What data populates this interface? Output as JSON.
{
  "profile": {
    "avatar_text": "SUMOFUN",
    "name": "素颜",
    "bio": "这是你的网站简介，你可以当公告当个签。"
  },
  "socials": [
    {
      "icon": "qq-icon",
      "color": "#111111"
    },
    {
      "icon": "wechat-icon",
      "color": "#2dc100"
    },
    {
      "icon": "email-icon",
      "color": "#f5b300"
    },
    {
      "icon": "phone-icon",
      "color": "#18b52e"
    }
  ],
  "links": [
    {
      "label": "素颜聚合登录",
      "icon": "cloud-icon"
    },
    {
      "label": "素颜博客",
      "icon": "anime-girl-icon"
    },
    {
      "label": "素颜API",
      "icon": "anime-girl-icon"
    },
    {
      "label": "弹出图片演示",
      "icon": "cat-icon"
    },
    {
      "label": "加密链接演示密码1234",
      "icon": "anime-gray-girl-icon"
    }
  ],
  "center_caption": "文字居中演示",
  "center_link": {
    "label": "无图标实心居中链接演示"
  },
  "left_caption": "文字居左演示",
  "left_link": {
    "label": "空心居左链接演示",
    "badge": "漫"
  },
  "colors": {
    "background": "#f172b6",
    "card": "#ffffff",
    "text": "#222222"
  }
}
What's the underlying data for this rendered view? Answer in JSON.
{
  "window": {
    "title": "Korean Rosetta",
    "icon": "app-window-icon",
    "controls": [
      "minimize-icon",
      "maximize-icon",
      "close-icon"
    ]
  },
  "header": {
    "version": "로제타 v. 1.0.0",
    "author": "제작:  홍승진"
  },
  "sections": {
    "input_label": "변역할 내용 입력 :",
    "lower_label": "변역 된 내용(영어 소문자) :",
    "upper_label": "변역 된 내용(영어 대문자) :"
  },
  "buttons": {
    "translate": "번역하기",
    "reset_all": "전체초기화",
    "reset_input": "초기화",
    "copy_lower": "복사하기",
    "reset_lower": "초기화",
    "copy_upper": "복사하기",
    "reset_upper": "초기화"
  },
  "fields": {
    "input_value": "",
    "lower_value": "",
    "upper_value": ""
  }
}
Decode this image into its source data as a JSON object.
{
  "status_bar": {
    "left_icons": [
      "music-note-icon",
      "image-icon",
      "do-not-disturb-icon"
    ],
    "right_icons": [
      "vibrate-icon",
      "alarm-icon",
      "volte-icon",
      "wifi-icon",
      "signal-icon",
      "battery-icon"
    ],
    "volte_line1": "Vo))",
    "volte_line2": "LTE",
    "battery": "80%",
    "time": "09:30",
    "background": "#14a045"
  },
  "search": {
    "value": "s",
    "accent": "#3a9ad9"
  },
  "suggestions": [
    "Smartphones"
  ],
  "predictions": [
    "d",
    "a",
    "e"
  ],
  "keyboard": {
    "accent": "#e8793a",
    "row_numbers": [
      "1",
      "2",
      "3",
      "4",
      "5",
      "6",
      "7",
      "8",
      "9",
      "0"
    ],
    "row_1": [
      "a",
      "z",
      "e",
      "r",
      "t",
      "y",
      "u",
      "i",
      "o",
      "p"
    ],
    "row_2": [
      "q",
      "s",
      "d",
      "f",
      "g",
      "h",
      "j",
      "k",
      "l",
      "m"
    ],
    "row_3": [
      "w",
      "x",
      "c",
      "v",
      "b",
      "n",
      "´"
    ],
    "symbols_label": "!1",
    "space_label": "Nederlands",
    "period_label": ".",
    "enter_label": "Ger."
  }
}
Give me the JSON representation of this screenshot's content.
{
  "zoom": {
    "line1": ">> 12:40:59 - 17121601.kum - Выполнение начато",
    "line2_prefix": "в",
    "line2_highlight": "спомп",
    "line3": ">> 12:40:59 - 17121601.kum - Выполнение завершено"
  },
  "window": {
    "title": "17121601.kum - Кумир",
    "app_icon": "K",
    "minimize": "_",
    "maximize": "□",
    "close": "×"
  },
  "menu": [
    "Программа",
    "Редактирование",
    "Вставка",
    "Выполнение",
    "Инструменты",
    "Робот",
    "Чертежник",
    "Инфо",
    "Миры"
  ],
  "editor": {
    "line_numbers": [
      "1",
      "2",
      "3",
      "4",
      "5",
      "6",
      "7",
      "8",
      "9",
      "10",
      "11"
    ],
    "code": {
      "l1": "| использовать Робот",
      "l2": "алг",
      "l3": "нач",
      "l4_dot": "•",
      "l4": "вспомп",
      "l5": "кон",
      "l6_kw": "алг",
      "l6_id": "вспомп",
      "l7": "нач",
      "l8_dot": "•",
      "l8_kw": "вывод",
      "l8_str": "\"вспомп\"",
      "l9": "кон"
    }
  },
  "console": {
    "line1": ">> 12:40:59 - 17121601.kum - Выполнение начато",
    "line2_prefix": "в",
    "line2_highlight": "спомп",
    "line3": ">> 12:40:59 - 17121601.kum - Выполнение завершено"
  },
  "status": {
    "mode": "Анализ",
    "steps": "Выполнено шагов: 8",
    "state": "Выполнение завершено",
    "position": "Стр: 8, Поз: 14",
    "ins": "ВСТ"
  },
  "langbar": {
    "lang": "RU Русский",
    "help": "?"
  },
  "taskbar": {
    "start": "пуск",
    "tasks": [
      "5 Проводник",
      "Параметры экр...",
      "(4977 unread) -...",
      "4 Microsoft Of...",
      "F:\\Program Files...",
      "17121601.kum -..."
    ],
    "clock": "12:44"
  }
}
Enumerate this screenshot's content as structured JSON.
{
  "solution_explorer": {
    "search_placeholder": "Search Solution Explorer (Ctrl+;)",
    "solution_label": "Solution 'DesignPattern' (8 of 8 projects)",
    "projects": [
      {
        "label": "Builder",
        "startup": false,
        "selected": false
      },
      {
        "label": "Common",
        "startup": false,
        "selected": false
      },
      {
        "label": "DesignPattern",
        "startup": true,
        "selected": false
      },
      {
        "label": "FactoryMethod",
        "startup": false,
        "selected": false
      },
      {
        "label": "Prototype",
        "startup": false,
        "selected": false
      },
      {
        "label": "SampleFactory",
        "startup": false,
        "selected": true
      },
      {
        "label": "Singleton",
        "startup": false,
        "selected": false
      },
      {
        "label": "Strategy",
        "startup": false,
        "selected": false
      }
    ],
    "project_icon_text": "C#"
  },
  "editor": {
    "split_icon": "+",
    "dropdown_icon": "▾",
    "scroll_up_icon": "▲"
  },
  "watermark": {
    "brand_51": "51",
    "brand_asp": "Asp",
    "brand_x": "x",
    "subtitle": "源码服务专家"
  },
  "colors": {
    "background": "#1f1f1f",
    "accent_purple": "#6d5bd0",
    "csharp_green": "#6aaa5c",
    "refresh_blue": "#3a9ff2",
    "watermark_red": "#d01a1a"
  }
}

· · · · ·

TASK BRIEF:
Print all of the data exactly as it was given.

REPLY:
What data populates this interface? Output as JSON.
{
  "profile": {
    "avatar_text": "SUMOFUN",
    "name": "素颜",
    "bio": "这是你的网站简介，你可以当公告当个签。"
  },
  "socials": [
    {
      "icon": "qq-icon",
      "color": "#111111"
    },
    {
      "icon": "wechat-icon",
      "color": "#2dc100"
    },
    {
      "icon": "email-icon",
      "color": "#f5b300"
    },
    {
      "icon": "phone-icon",
      "color": "#18b52e"
    }
  ],
  "links": [
    {
      "label": "素颜聚合登录",
      "icon": "cloud-icon"
    },
    {
      "label": "素颜博客",
      "icon": "anime-girl-icon"
    },
    {
      "label": "素颜API",
      "icon": "anime-girl-icon"
    },
    {
      "label": "弹出图片演示",
      "icon": "cat-icon"
    },
    {
      "label": "加密链接演示密码1234",
      "icon": "anime-gray-girl-icon"
    }
  ],
  "center_caption": "文字居中演示",
  "center_link": {
    "label": "无图标实心居中链接演示"
  },
  "left_caption": "文字居左演示",
  "left_link": {
    "label": "空心居左链接演示",
    "badge": "漫"
  },
  "colors": {
    "background": "#f172b6",
    "card": "#ffffff",
    "text": "#222222"
  }
}
What's the underlying data for this rendered view? Answer in JSON.
{
  "window": {
    "title": "Korean Rosetta",
    "icon": "app-window-icon",
    "controls": [
      "minimize-icon",
      "maximize-icon",
      "close-icon"
    ]
  },
  "header": {
    "version": "로제타 v. 1.0.0",
    "author": "제작:  홍승진"
  },
  "sections": {
    "input_label": "변역할 내용 입력 :",
    "lower_label": "변역 된 내용(영어 소문자) :",
    "upper_label": "변역 된 내용(영어 대문자) :"
  },
  "buttons": {
    "translate": "번역하기",
    "reset_all": "전체초기화",
    "reset_input": "초기화",
    "copy_lower": "복사하기",
    "reset_lower": "초기화",
    "copy_upper": "복사하기",
    "reset_upper": "초기화"
  },
  "fields": {
    "input_value": "",
    "lower_value": "",
    "upper_value": ""
  }
}
Decode this image into its source data as a JSON object.
{
  "status_bar": {
    "left_icons": [
      "music-note-icon",
      "image-icon",
      "do-not-disturb-icon"
    ],
    "right_icons": [
      "vibrate-icon",
      "alarm-icon",
      "volte-icon",
      "wifi-icon",
      "signal-icon",
      "battery-icon"
    ],
    "volte_line1": "Vo))",
    "volte_line2": "LTE",
    "battery": "80%",
    "time": "09:30",
    "background": "#14a045"
  },
  "search": {
    "value": "s",
    "accent": "#3a9ad9"
  },
  "suggestions": [
    "Smartphones"
  ],
  "predictions": [
    "d",
    "a",
    "e"
  ],
  "keyboard": {
    "accent": "#e8793a",
    "row_numbers": [
      "1",
      "2",
      "3",
      "4",
      "5",
      "6",
      "7",
      "8",
      "9",
      "0"
    ],
    "row_1": [
      "a",
      "z",
      "e",
      "r",
      "t",
      "y",
      "u",
      "i",
      "o",
      "p"
    ],
    "row_2": [
      "q",
      "s",
      "d",
      "f",
      "g",
      "h",
      "j",
      "k",
      "l",
      "m"
    ],
    "row_3": [
      "w",
      "x",
      "c",
      "v",
      "b",
      "n",
      "´"
    ],
    "symbols_label": "!1",
    "space_label": "Nederlands",
    "period_label": ".",
    "enter_label": "Ger."
  }
}
Give me the JSON representation of this screenshot's content.
{
  "zoom": {
    "line1": ">> 12:40:59 - 17121601.kum - Выполнение начато",
    "line2_prefix": "в",
    "line2_highlight": "спомп",
    "line3": ">> 12:40:59 - 17121601.kum - Выполнение завершено"
  },
  "window": {
    "title": "17121601.kum - Кумир",
    "app_icon": "K",
    "minimize": "_",
    "maximize": "□",
    "close": "×"
  },
  "menu": [
    "Программа",
    "Редактирование",
    "Вставка",
    "Выполнение",
    "Инструменты",
    "Робот",
    "Чертежник",
    "Инфо",
    "Миры"
  ],
  "editor": {
    "line_numbers": [
      "1",
      "2",
      "3",
      "4",
      "5",
      "6",
      "7",
      "8",
      "9",
      "10",
      "11"
    ],
    "code": {
      "l1": "| использовать Робот",
      "l2": "алг",
      "l3": "нач",
      "l4_dot": "•",
      "l4": "вспомп",
      "l5": "кон",
      "l6_kw": "алг",
      "l6_id": "вспомп",
      "l7": "нач",
      "l8_dot": "•",
      "l8_kw": "вывод",
      "l8_str": "\"вспомп\"",
      "l9": "кон"
    }
  },
  "console": {
    "line1": ">> 12:40:59 - 17121601.kum - Выполнение начато",
    "line2_prefix": "в",
    "line2_highlight": "спомп",
    "line3": ">> 12:40:59 - 17121601.kum - Выполнение завершено"
  },
  "status": {
    "mode": "Анализ",
    "steps": "Выполнено шагов: 8",
    "state": "Выполнение завершено",
    "position": "Стр: 8, Поз: 14",
    "ins": "ВСТ"
  },
  "langbar": {
    "lang": "RU Русский",
    "help": "?"
  },
  "taskbar": {
    "start": "пуск",
    "tasks": [
      "5 Проводник",
      "Параметры экр...",
      "(4977 unread) -...",
      "4 Microsoft Of...",
      "F:\\Program Files...",
      "17121601.kum -..."
    ],
    "clock": "12:44"
  }
}
Enumerate this screenshot's content as structured JSON.
{
  "solution_explorer": {
    "search_placeholder": "Search Solution Explorer (Ctrl+;)",
    "solution_label": "Solution 'DesignPattern' (8 of 8 projects)",
    "projects": [
      {
        "label": "Builder",
        "startup": false,
        "selected": false
      },
      {
        "label": "Common",
        "startup": false,
        "selected": false
      },
      {
        "label": "DesignPattern",
        "startup": true,
        "selected": false
      },
      {
        "label": "FactoryMethod",
        "startup": false,
        "selected": false
      },
      {
        "label": "Prototype",
        "startup": false,
        "selected": false
      },
      {
        "label": "SampleFactory",
        "startup": false,
        "selected": true
      },
      {
        "label": "Singleton",
        "startup": false,
        "selected": false
      },
      {
        "label": "Strategy",
        "startup": false,
        "selected": false
      }
    ],
    "project_icon_text": "C#"
  },
  "editor": {
    "split_icon": "+",
    "dropdown_icon": "▾",
    "scroll_up_icon": "▲"
  },
  "watermark": {
    "brand_51": "51",
    "brand_asp": "Asp",
    "brand_x": "x",
    "subtitle": "源码服务专家"
  },
  "colors": {
    "background": "#1f1f1f",
    "accent_purple": "#6d5bd0",
    "csharp_green": "#6aaa5c",
    "refresh_blue": "#3a9ff2",
    "watermark_red": "#d01a1a"
  }
}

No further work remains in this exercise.